- **STATED PROBLEM**: Using the records provided below, locate and copy each line that contains the word "экстремального".
** start RECORDS SUPPLIED **
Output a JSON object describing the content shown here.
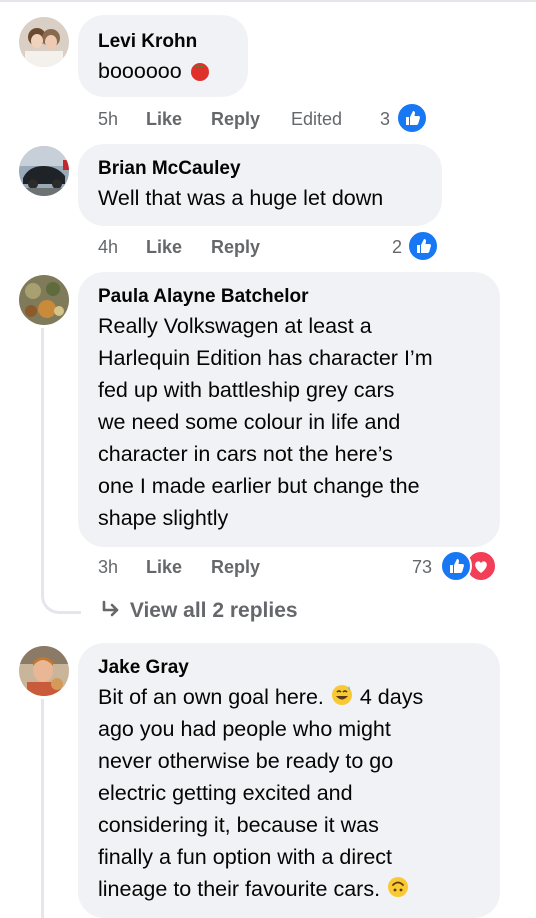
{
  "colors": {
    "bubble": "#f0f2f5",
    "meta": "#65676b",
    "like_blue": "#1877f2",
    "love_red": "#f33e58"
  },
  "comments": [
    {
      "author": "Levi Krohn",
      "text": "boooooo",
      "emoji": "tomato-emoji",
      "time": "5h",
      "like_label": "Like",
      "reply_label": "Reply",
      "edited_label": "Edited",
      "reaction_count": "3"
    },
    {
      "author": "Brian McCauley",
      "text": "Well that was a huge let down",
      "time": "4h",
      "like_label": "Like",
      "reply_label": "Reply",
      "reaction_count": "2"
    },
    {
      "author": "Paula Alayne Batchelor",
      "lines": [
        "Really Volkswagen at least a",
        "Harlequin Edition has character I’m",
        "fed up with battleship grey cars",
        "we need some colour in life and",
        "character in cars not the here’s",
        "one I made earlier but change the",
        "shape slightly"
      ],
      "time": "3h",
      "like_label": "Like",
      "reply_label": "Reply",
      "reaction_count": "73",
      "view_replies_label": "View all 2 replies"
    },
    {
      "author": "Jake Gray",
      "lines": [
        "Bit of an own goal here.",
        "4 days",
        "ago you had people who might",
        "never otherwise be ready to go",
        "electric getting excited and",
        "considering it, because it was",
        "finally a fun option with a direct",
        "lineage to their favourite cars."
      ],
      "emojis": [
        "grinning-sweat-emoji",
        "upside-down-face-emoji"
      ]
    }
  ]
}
** end RECORDS SUPPLIED **
** start RECORDS SUPPLIED **
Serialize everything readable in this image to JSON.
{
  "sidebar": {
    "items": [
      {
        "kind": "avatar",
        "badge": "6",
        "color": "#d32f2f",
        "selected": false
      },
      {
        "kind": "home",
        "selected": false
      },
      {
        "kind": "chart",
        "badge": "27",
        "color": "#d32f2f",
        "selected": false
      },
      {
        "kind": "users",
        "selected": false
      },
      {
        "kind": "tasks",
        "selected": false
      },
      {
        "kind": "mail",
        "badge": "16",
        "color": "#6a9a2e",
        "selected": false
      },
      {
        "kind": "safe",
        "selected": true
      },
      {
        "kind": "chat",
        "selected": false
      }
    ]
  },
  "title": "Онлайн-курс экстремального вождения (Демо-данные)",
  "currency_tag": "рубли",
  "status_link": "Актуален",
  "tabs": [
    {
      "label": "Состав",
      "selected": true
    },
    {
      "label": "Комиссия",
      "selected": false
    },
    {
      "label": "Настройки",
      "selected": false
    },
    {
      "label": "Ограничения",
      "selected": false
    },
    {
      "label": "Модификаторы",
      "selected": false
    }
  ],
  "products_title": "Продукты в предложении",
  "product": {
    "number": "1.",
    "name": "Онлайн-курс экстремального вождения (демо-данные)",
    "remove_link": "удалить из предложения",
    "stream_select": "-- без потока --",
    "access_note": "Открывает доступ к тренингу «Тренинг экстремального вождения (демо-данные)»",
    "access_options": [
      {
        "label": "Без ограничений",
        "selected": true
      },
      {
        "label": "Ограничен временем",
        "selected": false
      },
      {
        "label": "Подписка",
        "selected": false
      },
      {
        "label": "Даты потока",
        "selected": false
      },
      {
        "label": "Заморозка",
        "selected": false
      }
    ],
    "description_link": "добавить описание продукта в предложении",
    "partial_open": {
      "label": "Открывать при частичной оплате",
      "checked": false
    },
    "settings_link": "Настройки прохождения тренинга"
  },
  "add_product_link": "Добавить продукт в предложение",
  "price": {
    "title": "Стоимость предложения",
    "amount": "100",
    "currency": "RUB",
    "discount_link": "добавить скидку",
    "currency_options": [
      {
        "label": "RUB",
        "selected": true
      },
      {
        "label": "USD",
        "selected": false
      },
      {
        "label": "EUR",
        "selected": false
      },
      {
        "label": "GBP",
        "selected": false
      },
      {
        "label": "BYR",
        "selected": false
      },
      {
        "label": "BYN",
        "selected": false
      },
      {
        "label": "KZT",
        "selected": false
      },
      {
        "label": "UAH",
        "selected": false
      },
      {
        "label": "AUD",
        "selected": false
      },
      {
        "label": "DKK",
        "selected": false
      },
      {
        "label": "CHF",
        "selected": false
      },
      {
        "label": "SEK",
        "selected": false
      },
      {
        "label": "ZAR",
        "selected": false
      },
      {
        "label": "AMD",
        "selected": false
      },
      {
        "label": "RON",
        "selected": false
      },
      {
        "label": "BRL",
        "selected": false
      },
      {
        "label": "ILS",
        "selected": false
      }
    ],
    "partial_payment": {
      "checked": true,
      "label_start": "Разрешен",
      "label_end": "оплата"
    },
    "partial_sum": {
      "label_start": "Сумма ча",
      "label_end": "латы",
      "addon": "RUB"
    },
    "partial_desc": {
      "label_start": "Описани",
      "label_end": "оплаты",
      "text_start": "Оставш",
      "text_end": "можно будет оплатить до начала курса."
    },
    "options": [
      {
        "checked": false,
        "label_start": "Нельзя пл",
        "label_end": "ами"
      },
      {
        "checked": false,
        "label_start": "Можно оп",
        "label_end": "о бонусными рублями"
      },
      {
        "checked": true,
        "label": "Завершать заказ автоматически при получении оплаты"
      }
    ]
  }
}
** end RECORDS SUPPLIED **
** start RECORDS SUPPLIED **
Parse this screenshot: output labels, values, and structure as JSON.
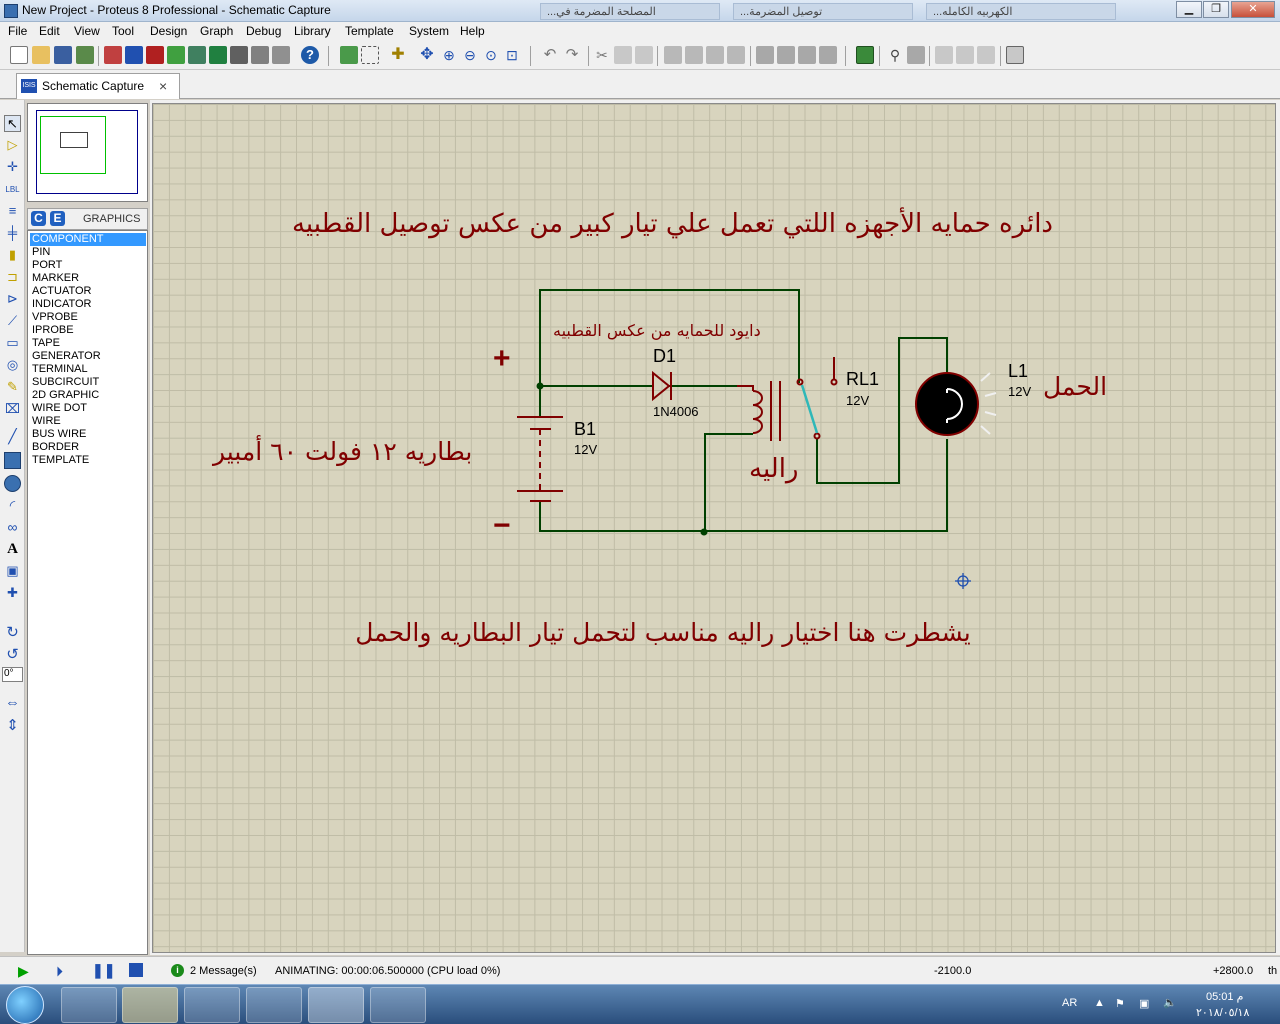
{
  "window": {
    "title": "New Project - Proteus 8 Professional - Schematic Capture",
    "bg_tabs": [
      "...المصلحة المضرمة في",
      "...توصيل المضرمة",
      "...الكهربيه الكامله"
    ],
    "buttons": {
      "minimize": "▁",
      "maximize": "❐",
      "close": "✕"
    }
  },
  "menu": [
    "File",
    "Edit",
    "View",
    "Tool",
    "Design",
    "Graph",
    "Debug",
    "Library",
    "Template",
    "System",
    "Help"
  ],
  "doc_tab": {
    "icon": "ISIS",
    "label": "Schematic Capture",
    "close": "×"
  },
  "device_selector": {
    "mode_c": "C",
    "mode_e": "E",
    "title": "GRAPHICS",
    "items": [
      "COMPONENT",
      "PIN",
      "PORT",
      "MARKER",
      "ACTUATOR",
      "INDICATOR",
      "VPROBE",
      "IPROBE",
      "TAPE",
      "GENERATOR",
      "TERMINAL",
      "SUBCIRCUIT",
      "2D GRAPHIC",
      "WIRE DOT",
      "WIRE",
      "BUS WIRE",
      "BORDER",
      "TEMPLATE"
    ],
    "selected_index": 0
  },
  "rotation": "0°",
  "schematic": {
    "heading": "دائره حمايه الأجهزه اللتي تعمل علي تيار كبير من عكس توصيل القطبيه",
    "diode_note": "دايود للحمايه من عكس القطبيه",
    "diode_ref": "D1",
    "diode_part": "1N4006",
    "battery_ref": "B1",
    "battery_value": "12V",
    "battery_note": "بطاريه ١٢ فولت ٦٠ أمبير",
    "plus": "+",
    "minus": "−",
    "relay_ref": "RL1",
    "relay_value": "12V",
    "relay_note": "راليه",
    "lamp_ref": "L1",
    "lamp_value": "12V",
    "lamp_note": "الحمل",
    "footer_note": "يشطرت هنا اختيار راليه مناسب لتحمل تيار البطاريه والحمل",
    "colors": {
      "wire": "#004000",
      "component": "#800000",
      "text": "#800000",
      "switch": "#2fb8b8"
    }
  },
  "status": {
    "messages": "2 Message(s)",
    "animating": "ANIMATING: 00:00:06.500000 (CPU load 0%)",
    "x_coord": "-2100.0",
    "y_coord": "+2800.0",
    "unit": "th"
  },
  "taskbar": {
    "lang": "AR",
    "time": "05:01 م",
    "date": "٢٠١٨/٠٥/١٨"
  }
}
** end RECORDS SUPPLIED **
- **SOLUTION TO THE PROBLEM**:
  "title": "Онлайн-курс экстремального вождения (Демо-данные)",
    "name": "Онлайн-курс экстремального вождения (демо-данные)",
    "access_note": "Открывает доступ к тренингу «Тренинг экстремального вождения (демо-данные)»",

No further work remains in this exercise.